> Set task
Retype the line where "Read out every word on this page." appears and each line that follows it down to the last line of the records below. Leave the pictures out.

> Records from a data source

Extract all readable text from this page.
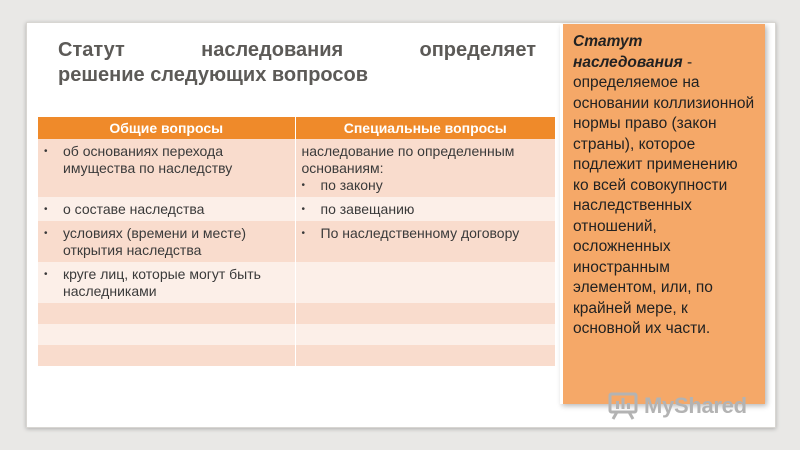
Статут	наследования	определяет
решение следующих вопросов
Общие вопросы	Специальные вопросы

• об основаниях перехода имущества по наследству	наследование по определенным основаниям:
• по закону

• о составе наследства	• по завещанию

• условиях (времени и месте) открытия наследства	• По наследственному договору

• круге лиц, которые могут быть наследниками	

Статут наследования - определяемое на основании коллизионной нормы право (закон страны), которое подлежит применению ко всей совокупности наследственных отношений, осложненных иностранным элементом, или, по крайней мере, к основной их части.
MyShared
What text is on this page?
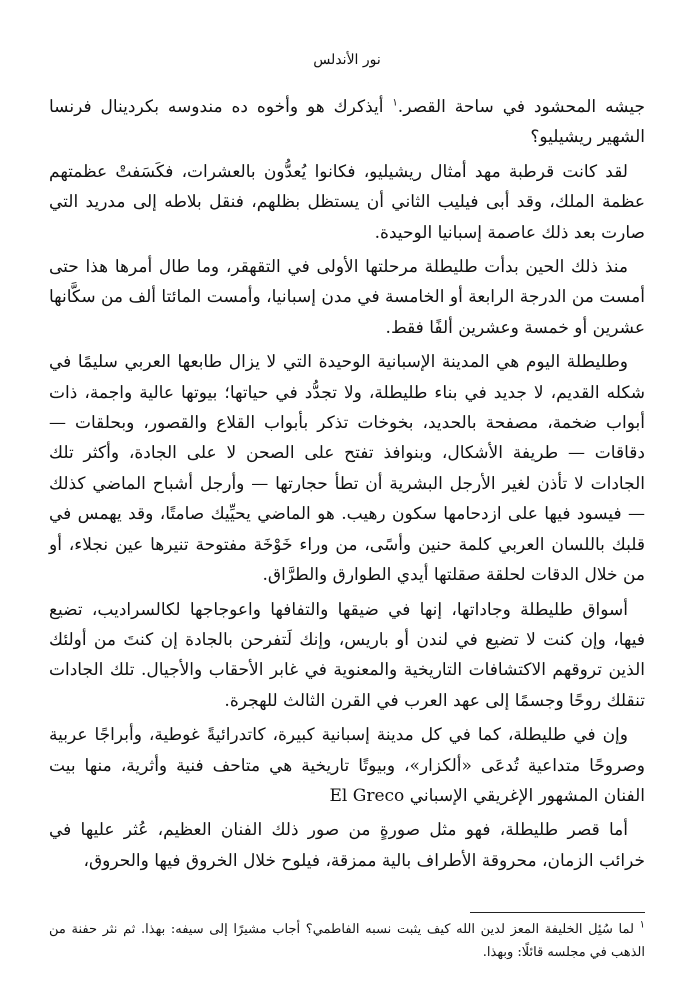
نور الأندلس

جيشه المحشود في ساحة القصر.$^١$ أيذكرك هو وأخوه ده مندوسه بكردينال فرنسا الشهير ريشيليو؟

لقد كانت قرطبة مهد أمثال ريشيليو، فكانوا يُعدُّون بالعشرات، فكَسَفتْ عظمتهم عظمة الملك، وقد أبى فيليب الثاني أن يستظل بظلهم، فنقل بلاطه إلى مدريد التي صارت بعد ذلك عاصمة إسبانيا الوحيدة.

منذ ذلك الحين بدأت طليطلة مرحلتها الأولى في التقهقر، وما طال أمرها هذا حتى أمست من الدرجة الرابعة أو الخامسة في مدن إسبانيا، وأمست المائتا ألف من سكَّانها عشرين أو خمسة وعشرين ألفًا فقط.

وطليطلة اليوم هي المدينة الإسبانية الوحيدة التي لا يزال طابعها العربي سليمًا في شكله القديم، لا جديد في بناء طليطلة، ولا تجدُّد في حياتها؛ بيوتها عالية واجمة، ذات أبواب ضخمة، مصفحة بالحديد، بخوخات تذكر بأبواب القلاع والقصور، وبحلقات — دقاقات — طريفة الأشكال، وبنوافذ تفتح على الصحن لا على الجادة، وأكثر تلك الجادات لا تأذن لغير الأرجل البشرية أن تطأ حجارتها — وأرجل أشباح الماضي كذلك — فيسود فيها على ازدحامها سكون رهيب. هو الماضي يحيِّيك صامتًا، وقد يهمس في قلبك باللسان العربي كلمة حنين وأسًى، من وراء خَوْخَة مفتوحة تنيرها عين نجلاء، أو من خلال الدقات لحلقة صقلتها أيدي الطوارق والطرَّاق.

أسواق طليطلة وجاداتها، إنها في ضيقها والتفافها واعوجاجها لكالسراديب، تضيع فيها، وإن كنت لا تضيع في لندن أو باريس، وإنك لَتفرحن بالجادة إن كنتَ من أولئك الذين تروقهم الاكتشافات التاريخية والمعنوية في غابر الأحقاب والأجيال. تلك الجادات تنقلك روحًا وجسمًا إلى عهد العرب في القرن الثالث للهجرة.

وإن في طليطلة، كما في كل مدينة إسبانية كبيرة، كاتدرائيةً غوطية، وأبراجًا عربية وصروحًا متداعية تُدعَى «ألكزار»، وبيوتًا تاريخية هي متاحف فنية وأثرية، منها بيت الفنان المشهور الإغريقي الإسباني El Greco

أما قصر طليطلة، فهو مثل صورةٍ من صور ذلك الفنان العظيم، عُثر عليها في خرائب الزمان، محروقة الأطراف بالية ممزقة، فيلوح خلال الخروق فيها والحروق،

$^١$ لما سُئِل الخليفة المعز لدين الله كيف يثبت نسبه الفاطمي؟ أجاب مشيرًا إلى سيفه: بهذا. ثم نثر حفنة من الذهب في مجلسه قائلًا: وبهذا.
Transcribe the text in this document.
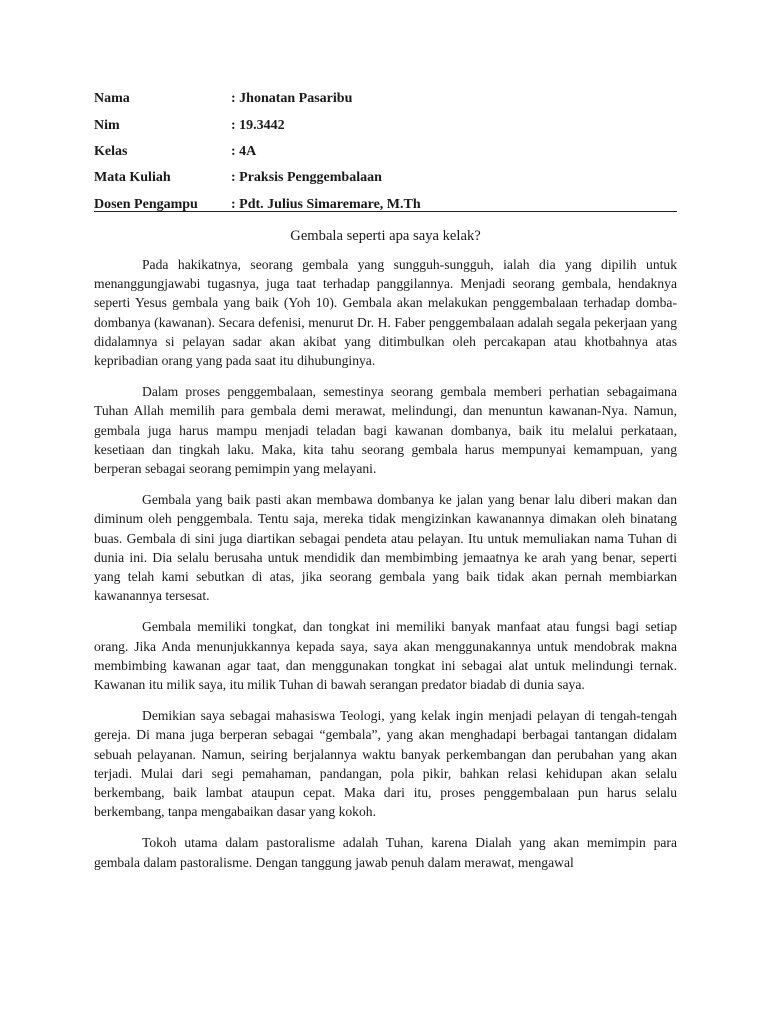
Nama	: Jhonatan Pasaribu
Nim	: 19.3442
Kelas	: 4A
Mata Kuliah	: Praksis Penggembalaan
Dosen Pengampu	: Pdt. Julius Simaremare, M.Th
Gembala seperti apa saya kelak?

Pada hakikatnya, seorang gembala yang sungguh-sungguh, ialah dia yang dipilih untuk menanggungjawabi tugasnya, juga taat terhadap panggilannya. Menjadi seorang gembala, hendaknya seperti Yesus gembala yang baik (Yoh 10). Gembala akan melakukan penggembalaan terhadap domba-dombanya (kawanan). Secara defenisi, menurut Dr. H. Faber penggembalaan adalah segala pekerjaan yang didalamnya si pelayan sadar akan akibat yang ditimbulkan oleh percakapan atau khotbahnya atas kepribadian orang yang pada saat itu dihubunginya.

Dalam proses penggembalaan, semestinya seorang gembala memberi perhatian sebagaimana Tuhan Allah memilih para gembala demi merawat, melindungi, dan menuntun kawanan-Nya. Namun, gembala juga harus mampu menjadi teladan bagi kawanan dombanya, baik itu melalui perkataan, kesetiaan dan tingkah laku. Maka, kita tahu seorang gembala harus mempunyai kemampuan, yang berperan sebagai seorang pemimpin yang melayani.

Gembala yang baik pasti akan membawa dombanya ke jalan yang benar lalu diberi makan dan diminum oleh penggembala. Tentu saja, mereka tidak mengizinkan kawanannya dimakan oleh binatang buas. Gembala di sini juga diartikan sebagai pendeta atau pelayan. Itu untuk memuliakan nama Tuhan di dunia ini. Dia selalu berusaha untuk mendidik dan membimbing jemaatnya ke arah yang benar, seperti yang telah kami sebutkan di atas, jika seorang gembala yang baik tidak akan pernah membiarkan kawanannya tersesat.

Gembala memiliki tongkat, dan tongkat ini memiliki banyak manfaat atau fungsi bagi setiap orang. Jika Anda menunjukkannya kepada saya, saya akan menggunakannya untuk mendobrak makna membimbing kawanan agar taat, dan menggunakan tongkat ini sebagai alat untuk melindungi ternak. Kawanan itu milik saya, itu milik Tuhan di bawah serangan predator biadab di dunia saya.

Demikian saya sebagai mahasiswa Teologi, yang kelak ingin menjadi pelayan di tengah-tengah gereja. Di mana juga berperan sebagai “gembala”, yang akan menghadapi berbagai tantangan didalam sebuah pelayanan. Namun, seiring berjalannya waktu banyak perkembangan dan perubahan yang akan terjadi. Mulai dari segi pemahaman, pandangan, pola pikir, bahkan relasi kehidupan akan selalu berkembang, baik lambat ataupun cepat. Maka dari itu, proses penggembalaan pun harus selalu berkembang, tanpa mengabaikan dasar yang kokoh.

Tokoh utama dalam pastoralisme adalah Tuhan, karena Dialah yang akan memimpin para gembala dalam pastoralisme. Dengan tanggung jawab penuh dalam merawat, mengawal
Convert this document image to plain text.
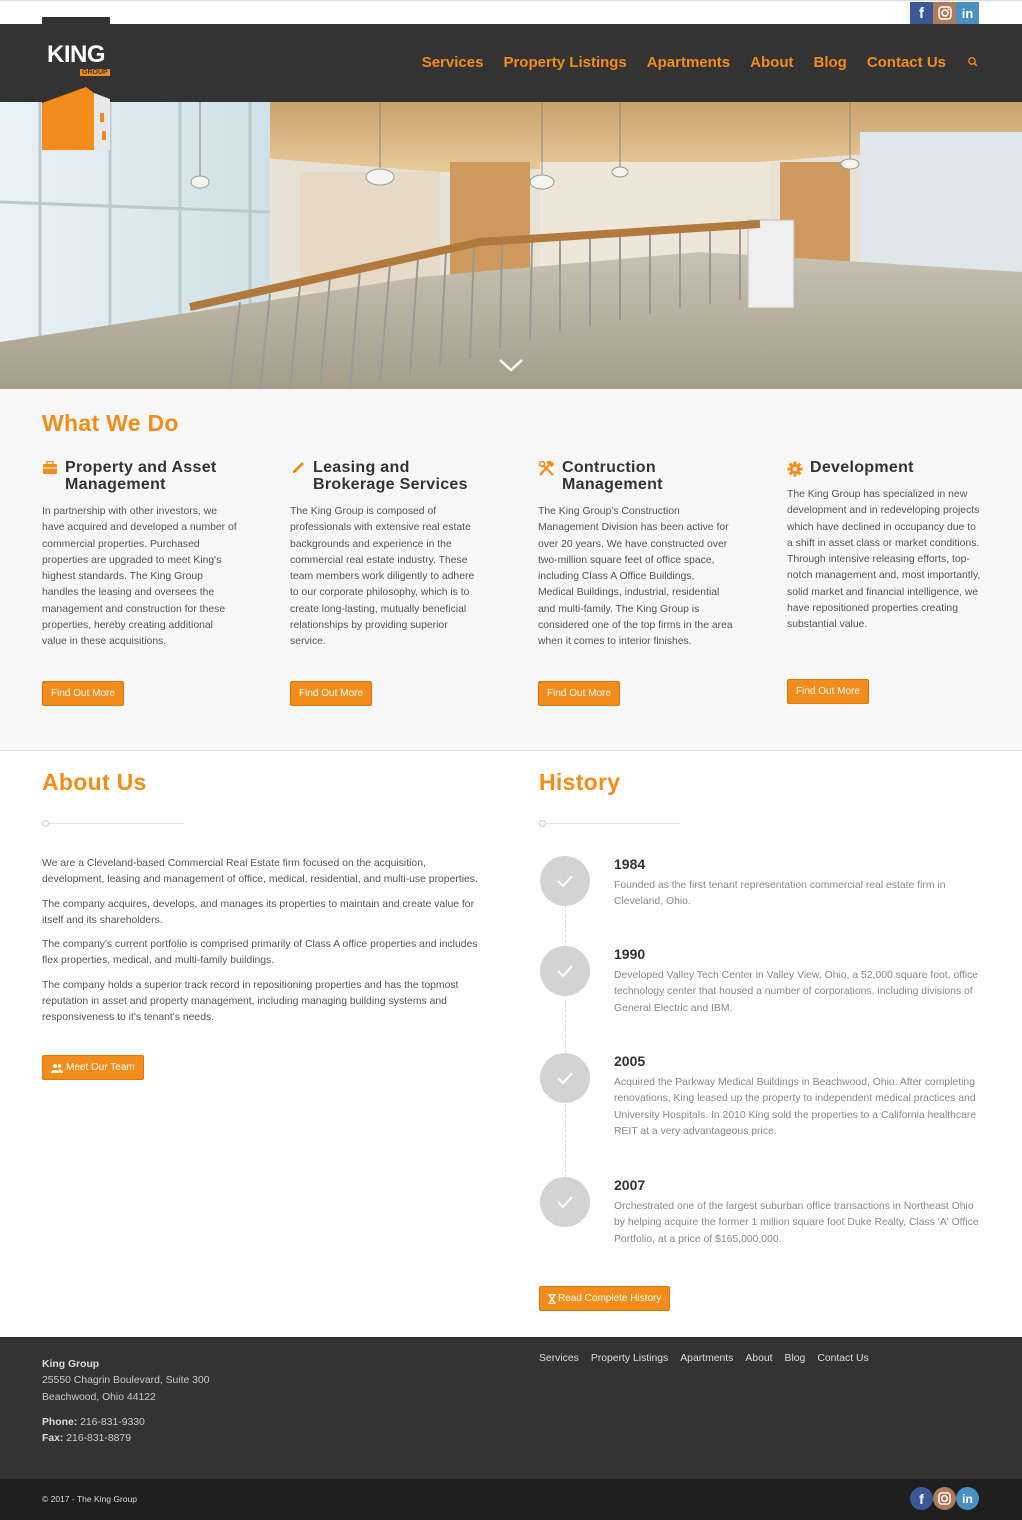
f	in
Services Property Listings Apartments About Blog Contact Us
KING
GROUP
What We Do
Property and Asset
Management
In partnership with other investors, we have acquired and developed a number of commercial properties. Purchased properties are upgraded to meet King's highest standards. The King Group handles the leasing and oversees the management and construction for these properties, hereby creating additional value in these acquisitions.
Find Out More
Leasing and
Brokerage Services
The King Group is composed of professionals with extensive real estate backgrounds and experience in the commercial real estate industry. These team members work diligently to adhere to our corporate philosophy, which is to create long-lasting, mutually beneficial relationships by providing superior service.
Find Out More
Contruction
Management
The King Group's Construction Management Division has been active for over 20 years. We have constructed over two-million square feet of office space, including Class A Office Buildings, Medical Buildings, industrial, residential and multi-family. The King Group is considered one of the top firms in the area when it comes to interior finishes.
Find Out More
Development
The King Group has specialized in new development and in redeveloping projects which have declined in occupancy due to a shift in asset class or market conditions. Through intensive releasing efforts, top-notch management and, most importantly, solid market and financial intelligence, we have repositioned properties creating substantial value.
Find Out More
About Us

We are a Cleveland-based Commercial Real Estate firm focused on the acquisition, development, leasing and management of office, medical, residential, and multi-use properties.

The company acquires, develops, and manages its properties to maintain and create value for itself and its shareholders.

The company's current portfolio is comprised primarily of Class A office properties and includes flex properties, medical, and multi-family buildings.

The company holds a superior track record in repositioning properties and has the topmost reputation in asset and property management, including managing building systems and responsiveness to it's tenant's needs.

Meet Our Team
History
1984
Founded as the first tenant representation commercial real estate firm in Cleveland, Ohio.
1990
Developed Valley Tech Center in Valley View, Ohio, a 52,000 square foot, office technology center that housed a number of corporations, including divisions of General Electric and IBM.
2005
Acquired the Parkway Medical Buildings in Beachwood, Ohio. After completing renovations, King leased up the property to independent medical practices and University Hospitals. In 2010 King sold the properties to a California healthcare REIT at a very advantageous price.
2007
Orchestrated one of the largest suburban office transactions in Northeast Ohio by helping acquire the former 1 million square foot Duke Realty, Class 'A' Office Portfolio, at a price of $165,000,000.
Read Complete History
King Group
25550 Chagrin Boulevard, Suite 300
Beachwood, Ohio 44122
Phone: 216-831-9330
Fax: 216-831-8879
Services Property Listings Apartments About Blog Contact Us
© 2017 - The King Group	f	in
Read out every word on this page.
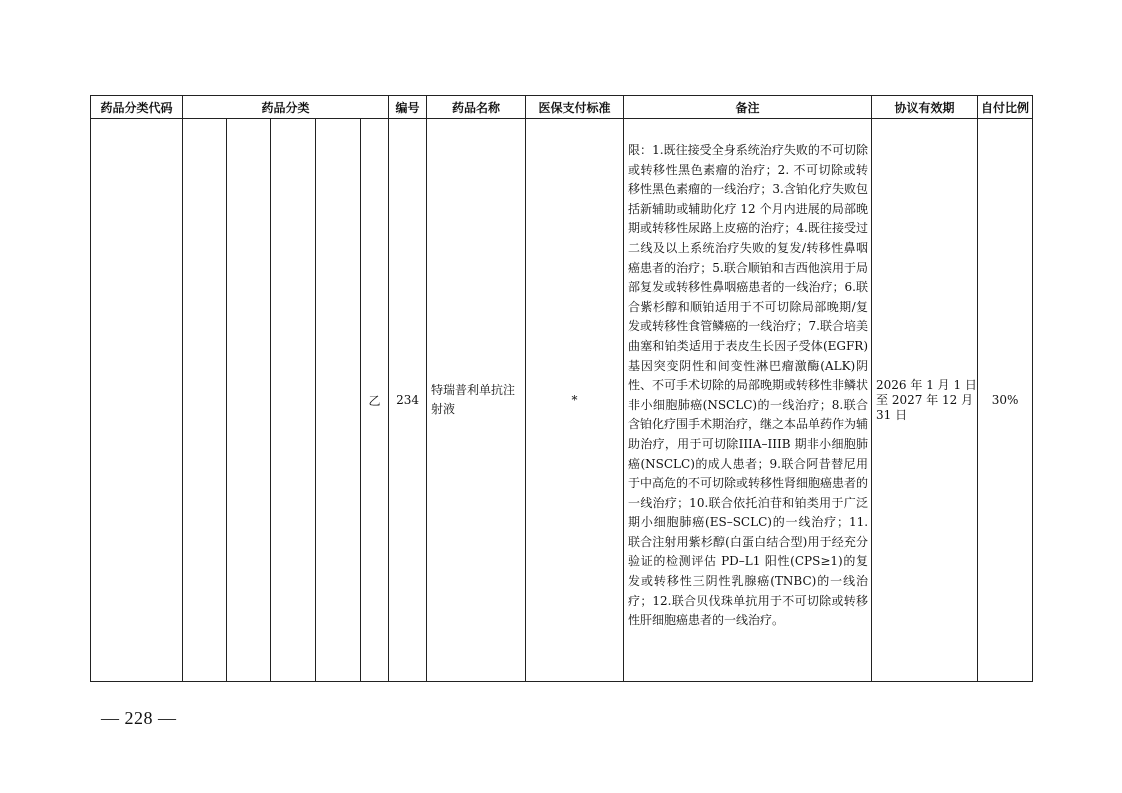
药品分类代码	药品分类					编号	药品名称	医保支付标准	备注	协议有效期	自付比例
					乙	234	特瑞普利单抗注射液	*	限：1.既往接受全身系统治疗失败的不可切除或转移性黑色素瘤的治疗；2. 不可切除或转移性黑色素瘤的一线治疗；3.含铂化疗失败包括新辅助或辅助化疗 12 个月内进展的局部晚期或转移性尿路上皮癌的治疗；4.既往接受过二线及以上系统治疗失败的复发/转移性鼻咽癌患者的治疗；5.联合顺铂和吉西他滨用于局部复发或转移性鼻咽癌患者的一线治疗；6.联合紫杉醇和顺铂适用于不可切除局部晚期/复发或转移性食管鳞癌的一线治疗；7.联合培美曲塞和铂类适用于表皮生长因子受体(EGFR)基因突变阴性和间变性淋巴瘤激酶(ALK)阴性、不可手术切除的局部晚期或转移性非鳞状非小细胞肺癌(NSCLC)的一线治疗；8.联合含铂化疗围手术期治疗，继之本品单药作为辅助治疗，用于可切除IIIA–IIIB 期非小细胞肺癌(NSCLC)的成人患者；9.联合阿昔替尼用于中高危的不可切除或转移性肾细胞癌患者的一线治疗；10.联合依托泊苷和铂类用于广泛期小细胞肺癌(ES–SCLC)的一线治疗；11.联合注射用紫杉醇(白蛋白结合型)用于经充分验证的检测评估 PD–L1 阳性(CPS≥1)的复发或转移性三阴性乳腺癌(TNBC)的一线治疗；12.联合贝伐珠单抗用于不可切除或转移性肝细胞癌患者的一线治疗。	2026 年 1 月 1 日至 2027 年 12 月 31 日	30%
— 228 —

> Full output
Read out every word on this page.
药品分类代码	药品分类					编号	药品名称	医保支付标准	备注	协议有效期	自付比例
					乙	234	特瑞普利单抗注射液	*	限：1.既往接受全身系统治疗失败的不可切除或转移性黑色素瘤的治疗；2. 不可切除或转移性黑色素瘤的一线治疗；3.含铂化疗失败包括新辅助或辅助化疗 12 个月内进展的局部晚期或转移性尿路上皮癌的治疗；4.既往接受过二线及以上系统治疗失败的复发/转移性鼻咽癌患者的治疗；5.联合顺铂和吉西他滨用于局部复发或转移性鼻咽癌患者的一线治疗；6.联合紫杉醇和顺铂适用于不可切除局部晚期/复发或转移性食管鳞癌的一线治疗；7.联合培美曲塞和铂类适用于表皮生长因子受体(EGFR)基因突变阴性和间变性淋巴瘤激酶(ALK)阴性、不可手术切除的局部晚期或转移性非鳞状非小细胞肺癌(NSCLC)的一线治疗；8.联合含铂化疗围手术期治疗，继之本品单药作为辅助治疗，用于可切除IIIA–IIIB 期非小细胞肺癌(NSCLC)的成人患者；9.联合阿昔替尼用于中高危的不可切除或转移性肾细胞癌患者的一线治疗；10.联合依托泊苷和铂类用于广泛期小细胞肺癌(ES–SCLC)的一线治疗；11.联合注射用紫杉醇(白蛋白结合型)用于经充分验证的检测评估 PD–L1 阳性(CPS≥1)的复发或转移性三阴性乳腺癌(TNBC)的一线治疗；12.联合贝伐珠单抗用于不可切除或转移性肝细胞癌患者的一线治疗。	2026 年 1 月 1 日至 2027 年 12 月 31 日	30%
— 228 —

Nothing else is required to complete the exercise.